(Stored entries)
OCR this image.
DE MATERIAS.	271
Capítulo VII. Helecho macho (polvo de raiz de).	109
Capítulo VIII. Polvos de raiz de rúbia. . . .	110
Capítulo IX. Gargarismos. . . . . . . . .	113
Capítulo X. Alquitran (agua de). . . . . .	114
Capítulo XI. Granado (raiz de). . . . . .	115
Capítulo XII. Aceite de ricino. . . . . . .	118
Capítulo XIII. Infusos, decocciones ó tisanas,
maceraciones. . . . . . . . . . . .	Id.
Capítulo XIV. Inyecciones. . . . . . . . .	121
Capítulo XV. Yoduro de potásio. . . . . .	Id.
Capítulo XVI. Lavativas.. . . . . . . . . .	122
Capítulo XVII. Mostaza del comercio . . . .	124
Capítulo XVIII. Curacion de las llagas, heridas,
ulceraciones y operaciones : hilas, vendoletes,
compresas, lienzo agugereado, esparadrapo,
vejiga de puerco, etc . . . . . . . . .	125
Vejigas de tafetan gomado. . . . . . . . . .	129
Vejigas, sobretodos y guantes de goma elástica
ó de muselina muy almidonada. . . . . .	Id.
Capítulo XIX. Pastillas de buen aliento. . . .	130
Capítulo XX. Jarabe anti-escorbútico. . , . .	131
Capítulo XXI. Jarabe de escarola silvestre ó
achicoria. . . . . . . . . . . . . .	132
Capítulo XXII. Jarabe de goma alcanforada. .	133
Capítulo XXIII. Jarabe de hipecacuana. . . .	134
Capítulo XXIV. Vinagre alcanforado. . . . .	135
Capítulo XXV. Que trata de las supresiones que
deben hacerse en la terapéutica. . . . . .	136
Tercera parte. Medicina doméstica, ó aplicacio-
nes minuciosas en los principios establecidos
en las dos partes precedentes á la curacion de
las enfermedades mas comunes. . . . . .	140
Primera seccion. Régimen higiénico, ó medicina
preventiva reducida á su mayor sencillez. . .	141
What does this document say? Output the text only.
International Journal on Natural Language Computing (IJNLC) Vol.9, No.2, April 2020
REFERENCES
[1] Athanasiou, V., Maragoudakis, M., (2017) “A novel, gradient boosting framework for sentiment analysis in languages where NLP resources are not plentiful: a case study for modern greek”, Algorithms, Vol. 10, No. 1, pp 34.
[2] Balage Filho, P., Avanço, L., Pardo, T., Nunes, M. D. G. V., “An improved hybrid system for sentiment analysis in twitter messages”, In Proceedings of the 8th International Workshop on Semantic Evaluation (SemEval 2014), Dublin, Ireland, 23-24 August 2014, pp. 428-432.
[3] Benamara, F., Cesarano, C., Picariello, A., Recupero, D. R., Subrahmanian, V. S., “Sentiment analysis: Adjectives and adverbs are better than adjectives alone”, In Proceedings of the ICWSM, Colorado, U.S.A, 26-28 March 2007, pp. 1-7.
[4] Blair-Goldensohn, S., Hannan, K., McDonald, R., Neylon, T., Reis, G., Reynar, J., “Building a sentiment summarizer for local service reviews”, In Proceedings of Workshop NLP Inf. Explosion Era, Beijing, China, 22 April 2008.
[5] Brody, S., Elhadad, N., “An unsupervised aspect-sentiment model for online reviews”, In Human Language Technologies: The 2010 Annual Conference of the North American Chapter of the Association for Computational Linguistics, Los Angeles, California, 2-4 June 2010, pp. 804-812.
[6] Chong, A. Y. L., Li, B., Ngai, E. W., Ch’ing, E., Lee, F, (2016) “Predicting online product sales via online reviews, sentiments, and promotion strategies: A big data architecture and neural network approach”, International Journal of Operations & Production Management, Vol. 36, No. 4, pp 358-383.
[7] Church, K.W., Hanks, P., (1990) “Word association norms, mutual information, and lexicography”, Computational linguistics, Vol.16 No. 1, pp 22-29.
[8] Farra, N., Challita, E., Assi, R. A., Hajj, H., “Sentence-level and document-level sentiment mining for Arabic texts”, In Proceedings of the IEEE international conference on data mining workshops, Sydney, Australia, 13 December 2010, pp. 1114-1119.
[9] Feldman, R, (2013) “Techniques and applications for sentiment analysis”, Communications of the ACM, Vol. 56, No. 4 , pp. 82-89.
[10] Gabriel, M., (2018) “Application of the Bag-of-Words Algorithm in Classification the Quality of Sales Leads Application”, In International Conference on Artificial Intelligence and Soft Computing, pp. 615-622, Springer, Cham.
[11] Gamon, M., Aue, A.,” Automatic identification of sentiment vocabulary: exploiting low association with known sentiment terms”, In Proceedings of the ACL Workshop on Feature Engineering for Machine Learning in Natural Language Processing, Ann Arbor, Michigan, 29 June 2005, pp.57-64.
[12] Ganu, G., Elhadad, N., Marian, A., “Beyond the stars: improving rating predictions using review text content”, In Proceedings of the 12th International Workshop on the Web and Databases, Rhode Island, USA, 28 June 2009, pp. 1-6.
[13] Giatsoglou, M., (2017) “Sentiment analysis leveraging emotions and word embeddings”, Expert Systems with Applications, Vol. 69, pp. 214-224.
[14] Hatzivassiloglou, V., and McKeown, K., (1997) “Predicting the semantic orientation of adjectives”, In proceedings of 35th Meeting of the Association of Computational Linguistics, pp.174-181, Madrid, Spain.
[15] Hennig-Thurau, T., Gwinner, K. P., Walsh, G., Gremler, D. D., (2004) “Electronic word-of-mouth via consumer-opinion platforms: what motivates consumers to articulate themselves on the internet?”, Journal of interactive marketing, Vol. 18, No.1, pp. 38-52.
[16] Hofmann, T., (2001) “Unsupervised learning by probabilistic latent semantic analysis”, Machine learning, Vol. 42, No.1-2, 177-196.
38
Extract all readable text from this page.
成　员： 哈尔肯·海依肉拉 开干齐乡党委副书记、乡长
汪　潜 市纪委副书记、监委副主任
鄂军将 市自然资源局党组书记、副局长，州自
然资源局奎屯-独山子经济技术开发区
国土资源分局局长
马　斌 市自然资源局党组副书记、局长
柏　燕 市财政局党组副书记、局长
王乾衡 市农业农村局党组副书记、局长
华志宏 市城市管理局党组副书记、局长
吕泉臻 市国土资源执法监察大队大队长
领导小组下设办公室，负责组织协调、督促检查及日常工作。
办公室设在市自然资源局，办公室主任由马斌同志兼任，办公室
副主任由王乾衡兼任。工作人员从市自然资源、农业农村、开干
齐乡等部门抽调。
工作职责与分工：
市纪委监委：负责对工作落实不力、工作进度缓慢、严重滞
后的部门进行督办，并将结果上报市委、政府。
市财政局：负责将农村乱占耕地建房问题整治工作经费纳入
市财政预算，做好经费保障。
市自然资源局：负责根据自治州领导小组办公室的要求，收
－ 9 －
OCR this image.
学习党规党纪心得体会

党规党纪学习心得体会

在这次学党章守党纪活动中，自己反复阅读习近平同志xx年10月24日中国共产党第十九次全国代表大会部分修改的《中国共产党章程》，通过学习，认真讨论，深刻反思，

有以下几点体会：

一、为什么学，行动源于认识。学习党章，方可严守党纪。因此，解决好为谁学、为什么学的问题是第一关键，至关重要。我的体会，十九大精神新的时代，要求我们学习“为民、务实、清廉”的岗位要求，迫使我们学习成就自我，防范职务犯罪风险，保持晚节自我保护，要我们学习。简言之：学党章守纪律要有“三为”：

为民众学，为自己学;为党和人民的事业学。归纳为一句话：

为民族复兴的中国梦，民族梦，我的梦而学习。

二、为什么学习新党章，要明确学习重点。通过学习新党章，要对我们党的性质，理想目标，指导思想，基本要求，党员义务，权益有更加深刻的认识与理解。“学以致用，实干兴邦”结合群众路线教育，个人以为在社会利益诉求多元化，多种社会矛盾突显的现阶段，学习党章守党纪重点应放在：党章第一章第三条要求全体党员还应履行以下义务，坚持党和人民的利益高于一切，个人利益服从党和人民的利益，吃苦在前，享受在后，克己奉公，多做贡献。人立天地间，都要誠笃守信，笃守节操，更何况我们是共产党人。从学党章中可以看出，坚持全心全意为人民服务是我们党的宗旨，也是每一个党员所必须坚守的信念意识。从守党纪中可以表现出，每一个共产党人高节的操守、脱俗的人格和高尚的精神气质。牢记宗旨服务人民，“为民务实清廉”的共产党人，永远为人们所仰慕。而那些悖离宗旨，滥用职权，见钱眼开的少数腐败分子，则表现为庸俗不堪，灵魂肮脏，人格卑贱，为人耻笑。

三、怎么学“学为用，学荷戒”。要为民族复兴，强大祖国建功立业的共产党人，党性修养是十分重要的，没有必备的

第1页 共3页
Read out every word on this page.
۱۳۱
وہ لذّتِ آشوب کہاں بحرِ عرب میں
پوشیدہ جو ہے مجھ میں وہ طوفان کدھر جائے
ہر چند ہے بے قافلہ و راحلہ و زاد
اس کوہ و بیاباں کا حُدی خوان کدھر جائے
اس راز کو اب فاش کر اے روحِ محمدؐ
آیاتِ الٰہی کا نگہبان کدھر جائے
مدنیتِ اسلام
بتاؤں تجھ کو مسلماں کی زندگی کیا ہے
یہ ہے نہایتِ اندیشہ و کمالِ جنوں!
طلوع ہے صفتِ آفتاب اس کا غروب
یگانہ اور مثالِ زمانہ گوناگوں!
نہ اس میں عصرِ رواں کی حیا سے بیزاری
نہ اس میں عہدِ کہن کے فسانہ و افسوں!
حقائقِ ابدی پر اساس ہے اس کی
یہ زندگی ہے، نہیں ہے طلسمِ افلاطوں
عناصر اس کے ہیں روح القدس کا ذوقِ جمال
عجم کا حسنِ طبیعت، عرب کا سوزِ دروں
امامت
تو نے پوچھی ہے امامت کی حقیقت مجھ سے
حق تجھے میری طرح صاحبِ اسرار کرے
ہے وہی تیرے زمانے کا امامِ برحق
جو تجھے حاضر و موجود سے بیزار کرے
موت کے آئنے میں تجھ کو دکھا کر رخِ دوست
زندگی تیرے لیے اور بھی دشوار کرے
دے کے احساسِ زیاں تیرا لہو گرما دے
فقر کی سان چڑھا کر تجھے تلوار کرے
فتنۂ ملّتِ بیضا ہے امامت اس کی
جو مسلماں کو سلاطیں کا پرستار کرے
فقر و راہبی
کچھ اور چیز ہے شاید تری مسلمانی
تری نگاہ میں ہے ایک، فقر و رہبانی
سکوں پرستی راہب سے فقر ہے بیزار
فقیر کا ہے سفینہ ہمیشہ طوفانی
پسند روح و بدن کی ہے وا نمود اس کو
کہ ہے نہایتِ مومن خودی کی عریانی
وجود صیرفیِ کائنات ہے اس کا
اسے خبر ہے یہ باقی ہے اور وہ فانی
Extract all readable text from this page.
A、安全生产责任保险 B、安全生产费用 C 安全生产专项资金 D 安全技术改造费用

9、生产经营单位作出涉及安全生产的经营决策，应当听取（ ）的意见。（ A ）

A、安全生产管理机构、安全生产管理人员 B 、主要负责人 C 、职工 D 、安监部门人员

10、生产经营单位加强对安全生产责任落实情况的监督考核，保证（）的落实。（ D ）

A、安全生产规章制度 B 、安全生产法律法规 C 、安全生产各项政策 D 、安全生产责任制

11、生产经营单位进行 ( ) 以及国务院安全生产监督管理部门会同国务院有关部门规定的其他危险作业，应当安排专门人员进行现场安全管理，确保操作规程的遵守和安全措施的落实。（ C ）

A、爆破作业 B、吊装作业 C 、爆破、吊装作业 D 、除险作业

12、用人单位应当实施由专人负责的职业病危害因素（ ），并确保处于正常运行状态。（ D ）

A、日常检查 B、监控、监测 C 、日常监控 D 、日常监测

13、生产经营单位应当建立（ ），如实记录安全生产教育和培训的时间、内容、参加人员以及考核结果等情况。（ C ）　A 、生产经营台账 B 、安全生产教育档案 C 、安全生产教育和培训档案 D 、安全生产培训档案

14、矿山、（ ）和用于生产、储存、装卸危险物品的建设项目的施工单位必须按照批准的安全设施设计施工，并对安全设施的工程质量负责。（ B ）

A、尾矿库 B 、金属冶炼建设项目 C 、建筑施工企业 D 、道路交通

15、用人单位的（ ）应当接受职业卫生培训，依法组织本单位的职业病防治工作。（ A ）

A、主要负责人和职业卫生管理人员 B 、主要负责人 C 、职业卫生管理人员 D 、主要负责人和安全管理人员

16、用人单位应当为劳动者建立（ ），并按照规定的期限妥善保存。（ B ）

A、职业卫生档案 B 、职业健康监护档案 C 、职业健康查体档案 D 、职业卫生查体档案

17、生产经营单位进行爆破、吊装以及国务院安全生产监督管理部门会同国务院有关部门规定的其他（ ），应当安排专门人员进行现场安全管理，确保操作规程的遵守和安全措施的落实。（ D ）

### TASK OBJECTIVE
Find and copy every line in the entries above where the string "document" occurs.

### ANSWER TO THIS EXERCISE
What does this document say? Output the text only.
[8] Farra, N., Challita, E., Assi, R. A., Hajj, H., “Sentence-level and document-level sentiment mining for Arabic texts”, In Proceedings of the IEEE international conference on data mining workshops, Sydney, Australia, 13 December 2010, pp. 1114-1119.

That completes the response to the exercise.